(STUDY TEXT begins)

I found Elias's work to be quite fascinating. Basically, it theorizes that the process of "civilization" is largely the result of people subordinating their impulsive drives -- the repression of the id by the ego and superego, in Freud's terminology -- as their social organization changes over time. Elias says that this process is mutually reinforcing and not entirely rational. People demonstrate greater self-restraint as their social organization becomes more complex and interdependent. Likewise, increased levels of self-restraint propel a greater level of complexity and interdependence. Central to Elias's notion of "progress" along the scale of impulsiveness to self-restraint is the level of security under which people live. In societies that do not provide a high level of physical or material security, the impulsiveness of the id reigns. For those that achieve a high level of security, the restraint of the ego and superego keep the id in check.

To support this idea, Elias cites the changes in human behavior as Western Europe changed from a feudal society of warrior-nobles and knights into the court society of absolutist kings and aristocratic nobles. In the former, the use of violence was highly decentralized. Most people did not have adequate levels of security -- especially physical security. To venture on the roads outside of town was to invite the certain predations of highwaymen or rival soldiers. Disputes between individuals (particularly nobles) were settled by violent confrontation. By contrast, in the society of absolutist kings, the use of violence was monopolized by the monarch. Nobles could no longer settle their disputes through violence, so the court society (with its emphasis on manners, fashion, elaborate titles and intrigue) evolved instead as a forum for noble competition and a means of differentiating the aristocracy from the commoners. The latter was also a much more complex and interdependent society than the former. Finally, the former had a general world view largely characterized by fear and emotion (superstition and religion), while the move toward "civilization" appealed increasingly to empirical rationalism (observation and science).

(STUDY TEXT ends)
(DATASET RECORDS begins)

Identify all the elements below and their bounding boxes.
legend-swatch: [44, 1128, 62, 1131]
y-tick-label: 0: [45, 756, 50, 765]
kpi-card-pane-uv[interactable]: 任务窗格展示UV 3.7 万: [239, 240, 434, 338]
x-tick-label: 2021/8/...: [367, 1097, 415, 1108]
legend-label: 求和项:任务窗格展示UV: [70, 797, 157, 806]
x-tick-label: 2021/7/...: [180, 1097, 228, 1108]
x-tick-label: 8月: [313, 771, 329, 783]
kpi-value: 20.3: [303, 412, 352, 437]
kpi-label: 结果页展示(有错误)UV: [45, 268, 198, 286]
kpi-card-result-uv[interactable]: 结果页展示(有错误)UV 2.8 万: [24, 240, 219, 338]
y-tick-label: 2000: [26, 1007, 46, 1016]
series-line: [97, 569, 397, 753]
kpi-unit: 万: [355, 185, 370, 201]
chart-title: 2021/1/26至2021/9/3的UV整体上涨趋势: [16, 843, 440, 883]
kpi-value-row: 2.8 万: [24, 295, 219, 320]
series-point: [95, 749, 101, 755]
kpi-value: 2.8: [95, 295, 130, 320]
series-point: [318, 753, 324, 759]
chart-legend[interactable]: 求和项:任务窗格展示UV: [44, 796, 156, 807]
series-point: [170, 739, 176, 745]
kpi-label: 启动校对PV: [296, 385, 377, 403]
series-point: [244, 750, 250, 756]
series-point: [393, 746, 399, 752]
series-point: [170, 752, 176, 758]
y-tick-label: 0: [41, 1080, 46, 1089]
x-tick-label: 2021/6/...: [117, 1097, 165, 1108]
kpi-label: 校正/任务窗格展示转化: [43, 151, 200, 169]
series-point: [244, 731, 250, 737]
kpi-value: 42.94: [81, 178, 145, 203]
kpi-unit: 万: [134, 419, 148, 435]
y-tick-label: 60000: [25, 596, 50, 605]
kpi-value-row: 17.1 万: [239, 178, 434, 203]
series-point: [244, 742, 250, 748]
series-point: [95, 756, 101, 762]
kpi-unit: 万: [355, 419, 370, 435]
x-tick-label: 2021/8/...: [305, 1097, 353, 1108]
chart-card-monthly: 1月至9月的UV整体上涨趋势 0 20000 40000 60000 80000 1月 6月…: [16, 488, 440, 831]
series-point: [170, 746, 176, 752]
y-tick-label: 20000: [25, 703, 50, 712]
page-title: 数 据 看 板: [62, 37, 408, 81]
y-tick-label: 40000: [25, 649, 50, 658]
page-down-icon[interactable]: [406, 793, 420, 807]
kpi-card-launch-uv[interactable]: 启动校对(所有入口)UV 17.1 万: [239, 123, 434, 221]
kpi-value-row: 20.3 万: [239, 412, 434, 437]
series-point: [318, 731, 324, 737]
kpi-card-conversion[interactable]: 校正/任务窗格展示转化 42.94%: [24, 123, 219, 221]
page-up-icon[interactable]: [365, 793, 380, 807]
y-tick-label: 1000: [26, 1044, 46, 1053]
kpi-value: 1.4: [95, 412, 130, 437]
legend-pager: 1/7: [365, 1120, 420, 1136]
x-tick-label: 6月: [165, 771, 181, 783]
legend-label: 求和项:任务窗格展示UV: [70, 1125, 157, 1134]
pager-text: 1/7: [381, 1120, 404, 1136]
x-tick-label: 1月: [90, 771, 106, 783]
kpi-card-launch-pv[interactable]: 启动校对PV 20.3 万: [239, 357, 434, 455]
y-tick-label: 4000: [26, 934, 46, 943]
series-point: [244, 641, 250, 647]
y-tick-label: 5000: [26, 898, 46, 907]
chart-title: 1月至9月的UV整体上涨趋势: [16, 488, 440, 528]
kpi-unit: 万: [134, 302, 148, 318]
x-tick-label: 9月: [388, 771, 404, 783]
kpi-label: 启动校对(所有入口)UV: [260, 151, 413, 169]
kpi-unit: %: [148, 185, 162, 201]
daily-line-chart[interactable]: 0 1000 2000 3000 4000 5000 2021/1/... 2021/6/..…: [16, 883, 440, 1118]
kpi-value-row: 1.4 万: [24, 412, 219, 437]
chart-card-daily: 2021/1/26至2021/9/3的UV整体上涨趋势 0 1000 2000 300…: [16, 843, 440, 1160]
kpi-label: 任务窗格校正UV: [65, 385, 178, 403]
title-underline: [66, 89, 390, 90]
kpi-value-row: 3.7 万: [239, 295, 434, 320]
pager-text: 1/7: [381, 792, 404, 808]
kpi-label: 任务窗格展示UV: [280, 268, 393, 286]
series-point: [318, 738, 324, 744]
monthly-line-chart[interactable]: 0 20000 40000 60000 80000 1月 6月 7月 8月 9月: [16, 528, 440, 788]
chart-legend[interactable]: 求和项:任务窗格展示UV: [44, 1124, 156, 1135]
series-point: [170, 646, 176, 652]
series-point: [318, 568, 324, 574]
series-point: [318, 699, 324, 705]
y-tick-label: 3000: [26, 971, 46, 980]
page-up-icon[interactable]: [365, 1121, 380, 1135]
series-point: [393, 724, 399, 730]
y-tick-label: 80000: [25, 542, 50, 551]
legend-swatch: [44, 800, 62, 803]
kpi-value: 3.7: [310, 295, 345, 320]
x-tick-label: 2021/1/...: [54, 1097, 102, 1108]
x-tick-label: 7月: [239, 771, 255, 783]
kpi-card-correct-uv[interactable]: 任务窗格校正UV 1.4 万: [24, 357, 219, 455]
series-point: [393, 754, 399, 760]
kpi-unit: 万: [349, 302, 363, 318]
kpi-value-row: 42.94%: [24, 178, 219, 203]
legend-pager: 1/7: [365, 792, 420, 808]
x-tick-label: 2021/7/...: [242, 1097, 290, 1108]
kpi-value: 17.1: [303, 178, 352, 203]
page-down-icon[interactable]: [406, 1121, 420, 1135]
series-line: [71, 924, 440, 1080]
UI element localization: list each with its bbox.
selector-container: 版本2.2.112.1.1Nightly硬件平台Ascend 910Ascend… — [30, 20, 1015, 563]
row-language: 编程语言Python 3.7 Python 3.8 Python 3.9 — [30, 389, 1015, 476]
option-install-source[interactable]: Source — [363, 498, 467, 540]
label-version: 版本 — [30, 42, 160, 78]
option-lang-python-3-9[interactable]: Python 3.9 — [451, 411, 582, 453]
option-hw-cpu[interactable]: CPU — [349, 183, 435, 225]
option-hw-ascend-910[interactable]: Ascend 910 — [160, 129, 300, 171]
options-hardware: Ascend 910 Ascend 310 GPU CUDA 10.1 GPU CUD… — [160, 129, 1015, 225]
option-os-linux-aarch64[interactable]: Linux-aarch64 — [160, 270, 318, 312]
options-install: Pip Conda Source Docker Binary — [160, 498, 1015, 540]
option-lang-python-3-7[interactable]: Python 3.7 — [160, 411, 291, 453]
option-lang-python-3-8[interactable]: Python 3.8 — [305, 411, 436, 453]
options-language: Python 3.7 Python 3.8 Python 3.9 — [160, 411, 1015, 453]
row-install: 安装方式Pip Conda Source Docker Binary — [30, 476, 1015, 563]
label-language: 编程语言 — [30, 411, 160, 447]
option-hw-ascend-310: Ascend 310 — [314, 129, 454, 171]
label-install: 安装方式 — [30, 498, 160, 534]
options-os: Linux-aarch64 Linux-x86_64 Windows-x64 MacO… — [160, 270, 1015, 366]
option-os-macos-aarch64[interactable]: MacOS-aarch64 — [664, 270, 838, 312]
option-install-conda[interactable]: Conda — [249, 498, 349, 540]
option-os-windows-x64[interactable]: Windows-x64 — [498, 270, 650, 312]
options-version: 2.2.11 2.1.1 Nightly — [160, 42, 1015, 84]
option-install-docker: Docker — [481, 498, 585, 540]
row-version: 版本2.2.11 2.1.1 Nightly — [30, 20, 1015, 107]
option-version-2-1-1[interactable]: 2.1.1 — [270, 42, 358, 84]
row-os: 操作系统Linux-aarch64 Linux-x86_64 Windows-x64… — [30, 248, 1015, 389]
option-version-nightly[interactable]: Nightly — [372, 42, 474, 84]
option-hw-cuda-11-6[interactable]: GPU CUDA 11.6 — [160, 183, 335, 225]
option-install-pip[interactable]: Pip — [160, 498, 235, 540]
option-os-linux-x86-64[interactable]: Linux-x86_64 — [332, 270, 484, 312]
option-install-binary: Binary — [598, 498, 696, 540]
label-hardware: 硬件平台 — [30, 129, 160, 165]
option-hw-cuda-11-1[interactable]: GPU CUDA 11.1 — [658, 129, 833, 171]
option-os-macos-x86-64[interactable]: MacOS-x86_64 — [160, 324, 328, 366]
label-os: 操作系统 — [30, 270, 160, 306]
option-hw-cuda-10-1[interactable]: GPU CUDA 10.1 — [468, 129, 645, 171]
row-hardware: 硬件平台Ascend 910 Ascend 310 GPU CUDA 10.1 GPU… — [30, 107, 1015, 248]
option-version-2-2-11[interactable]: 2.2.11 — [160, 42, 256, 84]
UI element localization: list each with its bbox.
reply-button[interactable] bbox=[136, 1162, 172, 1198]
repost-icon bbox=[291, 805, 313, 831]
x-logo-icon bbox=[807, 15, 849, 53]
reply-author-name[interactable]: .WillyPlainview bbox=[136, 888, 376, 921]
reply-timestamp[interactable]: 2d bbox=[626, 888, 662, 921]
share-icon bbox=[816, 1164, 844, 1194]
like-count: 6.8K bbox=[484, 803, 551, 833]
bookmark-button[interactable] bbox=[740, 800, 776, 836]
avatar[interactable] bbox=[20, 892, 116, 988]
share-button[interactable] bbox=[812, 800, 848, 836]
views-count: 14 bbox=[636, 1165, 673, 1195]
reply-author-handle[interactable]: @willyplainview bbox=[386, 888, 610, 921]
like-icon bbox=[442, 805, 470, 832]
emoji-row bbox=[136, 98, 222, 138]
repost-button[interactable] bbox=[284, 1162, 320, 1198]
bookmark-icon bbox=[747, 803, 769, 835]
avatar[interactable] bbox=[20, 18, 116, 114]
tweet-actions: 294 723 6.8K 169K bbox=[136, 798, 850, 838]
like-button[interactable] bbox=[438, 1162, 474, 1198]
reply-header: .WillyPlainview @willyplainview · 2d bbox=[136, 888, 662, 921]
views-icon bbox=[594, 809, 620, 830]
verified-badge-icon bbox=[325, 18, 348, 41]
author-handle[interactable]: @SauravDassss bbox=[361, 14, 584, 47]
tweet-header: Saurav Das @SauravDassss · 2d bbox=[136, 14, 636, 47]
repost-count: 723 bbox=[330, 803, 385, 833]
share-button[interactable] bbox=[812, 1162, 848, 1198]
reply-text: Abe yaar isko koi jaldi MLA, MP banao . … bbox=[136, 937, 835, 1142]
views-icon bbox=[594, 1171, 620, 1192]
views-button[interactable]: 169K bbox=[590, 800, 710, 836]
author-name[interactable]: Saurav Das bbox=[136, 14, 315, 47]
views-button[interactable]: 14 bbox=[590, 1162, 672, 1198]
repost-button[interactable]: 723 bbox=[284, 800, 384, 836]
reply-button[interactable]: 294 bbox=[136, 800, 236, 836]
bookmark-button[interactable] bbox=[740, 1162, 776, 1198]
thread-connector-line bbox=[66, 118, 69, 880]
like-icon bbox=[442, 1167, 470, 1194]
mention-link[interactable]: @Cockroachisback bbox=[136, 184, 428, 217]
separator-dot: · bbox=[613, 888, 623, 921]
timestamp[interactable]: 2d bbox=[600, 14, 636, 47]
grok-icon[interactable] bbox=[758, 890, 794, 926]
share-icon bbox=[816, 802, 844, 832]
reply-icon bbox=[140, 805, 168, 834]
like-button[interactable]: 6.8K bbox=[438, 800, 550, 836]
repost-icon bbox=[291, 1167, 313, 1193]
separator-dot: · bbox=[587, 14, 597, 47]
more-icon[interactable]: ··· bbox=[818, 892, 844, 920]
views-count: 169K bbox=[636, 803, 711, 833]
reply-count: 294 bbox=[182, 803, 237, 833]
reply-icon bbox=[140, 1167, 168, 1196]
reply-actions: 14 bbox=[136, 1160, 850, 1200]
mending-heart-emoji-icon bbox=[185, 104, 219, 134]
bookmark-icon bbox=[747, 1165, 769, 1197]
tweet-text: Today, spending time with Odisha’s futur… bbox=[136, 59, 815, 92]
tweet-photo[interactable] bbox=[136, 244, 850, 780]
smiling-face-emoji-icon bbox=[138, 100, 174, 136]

(DATASET RECORDS ends)

__QUESTIONS TO ANSWER__:
1. Using the text on Elias's theory of civilization above, explain in one to three sentences why court society developed as a forum for noble competition.
2. Pick up the text on Elias's theory of civilization from its last sentence and keep writing.

__TASK-BY-TASK OUTPUTS__:
1. Under absolutist kings, the monarch monopolized the use of violence, so nobles could no longer settle their disputes through violent confrontation. Court society, with its emphasis on manners, fashion, elaborate titles, and intrigue, developed instead as the arena for their competition and as a way to distinguish the aristocracy from the commoners.

2.
As far as historical reference goes, Elias provides a decidedly Marxist superstructure for his theories. Basically, his history begins in medieval Europe and proposes a rather linear view of civilization's development, as well as describing Western Europe as the vanguard of civilization's progress. I was left wondering about how Elias would describe the notion of a society moving away from "civilization" -- from a highly complex, centralized, interdependent society to one that is decidedly less so.

Central to any analysis of collapse through Elias's lens is the loss of material or physical security. Also, the relationship between changing social organization and the loss of security must be viewed as a mutually reinforcing process. I believe that if Elias had gone back a little further, he could have found an excellent model for this process: the Roman Empire.

The collapse of the Roman Empire was certainly predicated by internal problems -- declining harvests, political intrigue, etc. However, these internal problems greatly contributed to the rolling back of the frontier by Germanic barbarians. When the highly complex society of Rome lost steam, it lost its cohesive force among its populace. Where the citizens of Rome once were willing to sacrifice for her, now they concerned themselves with the circuses of the Colosseum even as the empire crumbled around them. A substantial internal proletariat -- people who lived within Roman borders but felt no affinity or allegiance to Roman ideals -- swelled in number. A fine example of this proletariat is offered by the rapid spread of Christianity through Rome, in spite of its initial criminalization by the Roman authorities. (Arnold Toynbee, A Study of History)

So, the short version is that eventually complexity imploded, the "barbarian" conquered the "civilized," and Europe plunged into the Dark Ages. However, traces of the "civilized" still remained after 476 A.D. -- namely the Catholic Church. It is strange that what initially was a proletarian movement within Rome (Christianity) became its vehicle for the preservation of classical culture as society became less complex, less secure, less rational and more violent. What this demonstrates, however, is that the move either forward or backward on the scale of "civilization" is often a process of negotiation between the old and the new, the more and less "civilized." Even as Rome fell, it planted the seeds of what would eventually bloom after the Dark Ages had passed. Many ideas of the Renaissance, scientific revolution and Enlightenment found their genesis in the work of classical Greek and Roman scholars.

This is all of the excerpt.